(Saved entries)
===

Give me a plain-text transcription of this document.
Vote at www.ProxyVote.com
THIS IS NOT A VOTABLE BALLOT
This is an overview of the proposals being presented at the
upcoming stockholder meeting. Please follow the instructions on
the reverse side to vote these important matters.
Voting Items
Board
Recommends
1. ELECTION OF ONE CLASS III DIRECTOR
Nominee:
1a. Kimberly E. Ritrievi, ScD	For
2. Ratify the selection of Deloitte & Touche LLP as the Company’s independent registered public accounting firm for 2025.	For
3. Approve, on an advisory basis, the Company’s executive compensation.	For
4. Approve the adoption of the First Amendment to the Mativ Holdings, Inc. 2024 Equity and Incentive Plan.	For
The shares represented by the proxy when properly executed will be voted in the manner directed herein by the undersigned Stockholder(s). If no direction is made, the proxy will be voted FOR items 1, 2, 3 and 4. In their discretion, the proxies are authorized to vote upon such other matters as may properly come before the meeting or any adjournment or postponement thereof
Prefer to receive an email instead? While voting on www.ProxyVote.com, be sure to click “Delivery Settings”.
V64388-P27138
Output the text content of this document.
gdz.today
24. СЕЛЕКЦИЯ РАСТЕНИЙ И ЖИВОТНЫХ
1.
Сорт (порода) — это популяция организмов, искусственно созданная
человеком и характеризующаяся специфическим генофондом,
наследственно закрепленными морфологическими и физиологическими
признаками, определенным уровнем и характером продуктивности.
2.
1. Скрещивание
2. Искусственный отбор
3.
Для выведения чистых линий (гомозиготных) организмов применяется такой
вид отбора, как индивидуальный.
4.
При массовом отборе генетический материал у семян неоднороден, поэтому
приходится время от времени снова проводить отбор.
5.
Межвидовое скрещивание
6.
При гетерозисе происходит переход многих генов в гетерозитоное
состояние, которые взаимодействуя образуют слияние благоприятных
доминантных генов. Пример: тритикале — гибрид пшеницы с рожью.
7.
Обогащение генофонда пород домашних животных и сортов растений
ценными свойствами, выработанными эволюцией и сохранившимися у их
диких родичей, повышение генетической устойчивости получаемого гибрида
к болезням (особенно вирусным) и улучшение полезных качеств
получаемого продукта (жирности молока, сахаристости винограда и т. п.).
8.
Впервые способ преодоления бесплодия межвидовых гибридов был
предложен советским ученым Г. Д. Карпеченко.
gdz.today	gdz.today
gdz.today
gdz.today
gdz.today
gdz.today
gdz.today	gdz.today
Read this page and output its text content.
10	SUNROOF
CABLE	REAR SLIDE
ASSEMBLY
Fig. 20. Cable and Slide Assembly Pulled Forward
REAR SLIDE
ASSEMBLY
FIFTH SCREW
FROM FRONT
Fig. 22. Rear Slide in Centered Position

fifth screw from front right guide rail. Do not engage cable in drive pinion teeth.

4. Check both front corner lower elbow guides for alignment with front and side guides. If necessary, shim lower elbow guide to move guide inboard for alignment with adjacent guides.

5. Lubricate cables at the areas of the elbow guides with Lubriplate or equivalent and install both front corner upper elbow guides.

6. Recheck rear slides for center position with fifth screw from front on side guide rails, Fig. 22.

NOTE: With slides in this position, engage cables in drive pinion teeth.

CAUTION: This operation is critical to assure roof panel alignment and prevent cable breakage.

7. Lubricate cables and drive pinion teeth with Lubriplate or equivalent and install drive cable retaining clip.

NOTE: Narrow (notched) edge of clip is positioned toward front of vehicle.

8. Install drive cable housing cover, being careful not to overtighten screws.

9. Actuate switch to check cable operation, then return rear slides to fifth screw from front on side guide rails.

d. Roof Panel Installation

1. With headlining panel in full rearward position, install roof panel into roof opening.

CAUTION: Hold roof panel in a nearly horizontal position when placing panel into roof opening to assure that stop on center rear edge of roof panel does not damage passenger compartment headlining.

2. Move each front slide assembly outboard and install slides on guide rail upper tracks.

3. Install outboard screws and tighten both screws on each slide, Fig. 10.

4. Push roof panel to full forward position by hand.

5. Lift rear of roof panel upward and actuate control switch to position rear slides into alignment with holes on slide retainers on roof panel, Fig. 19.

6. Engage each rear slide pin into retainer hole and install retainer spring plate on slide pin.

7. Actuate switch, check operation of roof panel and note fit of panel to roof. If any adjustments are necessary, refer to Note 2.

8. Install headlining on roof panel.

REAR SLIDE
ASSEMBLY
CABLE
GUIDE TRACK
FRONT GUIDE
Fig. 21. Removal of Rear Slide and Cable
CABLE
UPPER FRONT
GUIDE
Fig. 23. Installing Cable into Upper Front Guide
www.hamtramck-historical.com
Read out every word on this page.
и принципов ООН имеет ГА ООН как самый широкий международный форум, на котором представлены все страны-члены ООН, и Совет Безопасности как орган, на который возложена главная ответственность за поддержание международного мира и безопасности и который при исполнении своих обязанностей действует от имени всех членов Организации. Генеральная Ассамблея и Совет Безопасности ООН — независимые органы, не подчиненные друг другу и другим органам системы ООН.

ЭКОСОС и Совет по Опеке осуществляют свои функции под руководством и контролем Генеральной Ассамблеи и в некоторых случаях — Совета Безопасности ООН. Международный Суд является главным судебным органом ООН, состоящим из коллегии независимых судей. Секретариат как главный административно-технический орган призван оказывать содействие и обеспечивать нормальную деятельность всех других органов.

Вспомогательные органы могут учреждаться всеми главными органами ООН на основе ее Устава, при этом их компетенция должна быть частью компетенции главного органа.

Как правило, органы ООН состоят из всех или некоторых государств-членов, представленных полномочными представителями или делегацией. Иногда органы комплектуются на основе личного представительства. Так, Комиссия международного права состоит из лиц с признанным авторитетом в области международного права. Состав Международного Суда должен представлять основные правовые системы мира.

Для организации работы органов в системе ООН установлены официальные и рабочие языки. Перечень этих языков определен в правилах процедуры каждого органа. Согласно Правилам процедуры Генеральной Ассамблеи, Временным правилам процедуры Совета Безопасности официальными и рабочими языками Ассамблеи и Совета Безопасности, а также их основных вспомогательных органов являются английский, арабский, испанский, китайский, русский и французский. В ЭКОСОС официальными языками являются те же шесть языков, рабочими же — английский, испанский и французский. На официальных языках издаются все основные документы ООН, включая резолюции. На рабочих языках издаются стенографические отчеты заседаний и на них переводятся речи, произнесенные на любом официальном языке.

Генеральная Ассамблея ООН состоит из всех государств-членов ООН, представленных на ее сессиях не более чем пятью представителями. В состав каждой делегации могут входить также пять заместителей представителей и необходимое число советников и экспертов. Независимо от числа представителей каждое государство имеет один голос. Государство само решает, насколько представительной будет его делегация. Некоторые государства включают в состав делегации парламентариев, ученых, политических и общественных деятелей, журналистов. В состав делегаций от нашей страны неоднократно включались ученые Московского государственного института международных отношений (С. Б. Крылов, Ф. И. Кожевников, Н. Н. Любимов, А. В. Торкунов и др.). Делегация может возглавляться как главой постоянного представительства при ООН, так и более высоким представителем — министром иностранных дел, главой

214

===

#### Problem to solve
Write out all of the records above exactly as they appear.

#### Complete response
Give me a plain-text transcription of this document.
Vote at www.ProxyVote.com
THIS IS NOT A VOTABLE BALLOT
This is an overview of the proposals being presented at the
upcoming stockholder meeting. Please follow the instructions on
the reverse side to vote these important matters.
Voting Items
Board
Recommends
1. ELECTION OF ONE CLASS III DIRECTOR
Nominee:
1a. Kimberly E. Ritrievi, ScD	For
2. Ratify the selection of Deloitte & Touche LLP as the Company’s independent registered public accounting firm for 2025.	For
3. Approve, on an advisory basis, the Company’s executive compensation.	For
4. Approve the adoption of the First Amendment to the Mativ Holdings, Inc. 2024 Equity and Incentive Plan.	For
The shares represented by the proxy when properly executed will be voted in the manner directed herein by the undersigned Stockholder(s). If no direction is made, the proxy will be voted FOR items 1, 2, 3 and 4. In their discretion, the proxies are authorized to vote upon such other matters as may properly come before the meeting or any adjournment or postponement thereof
Prefer to receive an email instead? While voting on www.ProxyVote.com, be sure to click “Delivery Settings”.
V64388-P27138
Output the text content of this document.
gdz.today
24. СЕЛЕКЦИЯ РАСТЕНИЙ И ЖИВОТНЫХ
1.
Сорт (порода) — это популяция организмов, искусственно созданная
человеком и характеризующаяся специфическим генофондом,
наследственно закрепленными морфологическими и физиологическими
признаками, определенным уровнем и характером продуктивности.
2.
1. Скрещивание
2. Искусственный отбор
3.
Для выведения чистых линий (гомозиготных) организмов применяется такой
вид отбора, как индивидуальный.
4.
При массовом отборе генетический материал у семян неоднороден, поэтому
приходится время от времени снова проводить отбор.
5.
Межвидовое скрещивание
6.
При гетерозисе происходит переход многих генов в гетерозитоное
состояние, которые взаимодействуя образуют слияние благоприятных
доминантных генов. Пример: тритикале — гибрид пшеницы с рожью.
7.
Обогащение генофонда пород домашних животных и сортов растений
ценными свойствами, выработанными эволюцией и сохранившимися у их
диких родичей, повышение генетической устойчивости получаемого гибрида
к болезням (особенно вирусным) и улучшение полезных качеств
получаемого продукта (жирности молока, сахаристости винограда и т. п.).
8.
Впервые способ преодоления бесплодия межвидовых гибридов был
предложен советским ученым Г. Д. Карпеченко.
gdz.today	gdz.today
gdz.today
gdz.today
gdz.today
gdz.today
gdz.today	gdz.today
Read this page and output its text content.
10	SUNROOF
CABLE	REAR SLIDE
ASSEMBLY
Fig. 20. Cable and Slide Assembly Pulled Forward
REAR SLIDE
ASSEMBLY
FIFTH SCREW
FROM FRONT
Fig. 22. Rear Slide in Centered Position

fifth screw from front right guide rail. Do not engage cable in drive pinion teeth.

4. Check both front corner lower elbow guides for alignment with front and side guides. If necessary, shim lower elbow guide to move guide inboard for alignment with adjacent guides.

5. Lubricate cables at the areas of the elbow guides with Lubriplate or equivalent and install both front corner upper elbow guides.

6. Recheck rear slides for center position with fifth screw from front on side guide rails, Fig. 22.

NOTE: With slides in this position, engage cables in drive pinion teeth.

CAUTION: This operation is critical to assure roof panel alignment and prevent cable breakage.

7. Lubricate cables and drive pinion teeth with Lubriplate or equivalent and install drive cable retaining clip.

NOTE: Narrow (notched) edge of clip is positioned toward front of vehicle.

8. Install drive cable housing cover, being careful not to overtighten screws.

9. Actuate switch to check cable operation, then return rear slides to fifth screw from front on side guide rails.

d. Roof Panel Installation

1. With headlining panel in full rearward position, install roof panel into roof opening.

CAUTION: Hold roof panel in a nearly horizontal position when placing panel into roof opening to assure that stop on center rear edge of roof panel does not damage passenger compartment headlining.

2. Move each front slide assembly outboard and install slides on guide rail upper tracks.

3. Install outboard screws and tighten both screws on each slide, Fig. 10.

4. Push roof panel to full forward position by hand.

5. Lift rear of roof panel upward and actuate control switch to position rear slides into alignment with holes on slide retainers on roof panel, Fig. 19.

6. Engage each rear slide pin into retainer hole and install retainer spring plate on slide pin.

7. Actuate switch, check operation of roof panel and note fit of panel to roof. If any adjustments are necessary, refer to Note 2.

8. Install headlining on roof panel.

REAR SLIDE
ASSEMBLY
CABLE
GUIDE TRACK
FRONT GUIDE
Fig. 21. Removal of Rear Slide and Cable
CABLE
UPPER FRONT
GUIDE
Fig. 23. Installing Cable into Upper Front Guide
www.hamtramck-historical.com
Read out every word on this page.
и принципов ООН имеет ГА ООН как самый широкий международный форум, на котором представлены все страны-члены ООН, и Совет Безопасности как орган, на который возложена главная ответственность за поддержание международного мира и безопасности и который при исполнении своих обязанностей действует от имени всех членов Организации. Генеральная Ассамблея и Совет Безопасности ООН — независимые органы, не подчиненные друг другу и другим органам системы ООН.

ЭКОСОС и Совет по Опеке осуществляют свои функции под руководством и контролем Генеральной Ассамблеи и в некоторых случаях — Совета Безопасности ООН. Международный Суд является главным судебным органом ООН, состоящим из коллегии независимых судей. Секретариат как главный административно-технический орган призван оказывать содействие и обеспечивать нормальную деятельность всех других органов.

Вспомогательные органы могут учреждаться всеми главными органами ООН на основе ее Устава, при этом их компетенция должна быть частью компетенции главного органа.

Как правило, органы ООН состоят из всех или некоторых государств-членов, представленных полномочными представителями или делегацией. Иногда органы комплектуются на основе личного представительства. Так, Комиссия международного права состоит из лиц с признанным авторитетом в области международного права. Состав Международного Суда должен представлять основные правовые системы мира.

Для организации работы органов в системе ООН установлены официальные и рабочие языки. Перечень этих языков определен в правилах процедуры каждого органа. Согласно Правилам процедуры Генеральной Ассамблеи, Временным правилам процедуры Совета Безопасности официальными и рабочими языками Ассамблеи и Совета Безопасности, а также их основных вспомогательных органов являются английский, арабский, испанский, китайский, русский и французский. В ЭКОСОС официальными языками являются те же шесть языков, рабочими же — английский, испанский и французский. На официальных языках издаются все основные документы ООН, включая резолюции. На рабочих языках издаются стенографические отчеты заседаний и на них переводятся речи, произнесенные на любом официальном языке.

Генеральная Ассамблея ООН состоит из всех государств-членов ООН, представленных на ее сессиях не более чем пятью представителями. В состав каждой делегации могут входить также пять заместителей представителей и необходимое число советников и экспертов. Независимо от числа представителей каждое государство имеет один голос. Государство само решает, насколько представительной будет его делегация. Некоторые государства включают в состав делегации парламентариев, ученых, политических и общественных деятелей, журналистов. В состав делегаций от нашей страны неоднократно включались ученые Московского государственного института международных отношений (С. Б. Крылов, Ф. И. Кожевников, Н. Н. Любимов, А. В. Торкунов и др.). Делегация может возглавляться как главой постоянного представительства при ООН, так и более высоким представителем — министром иностранных дел, главой

214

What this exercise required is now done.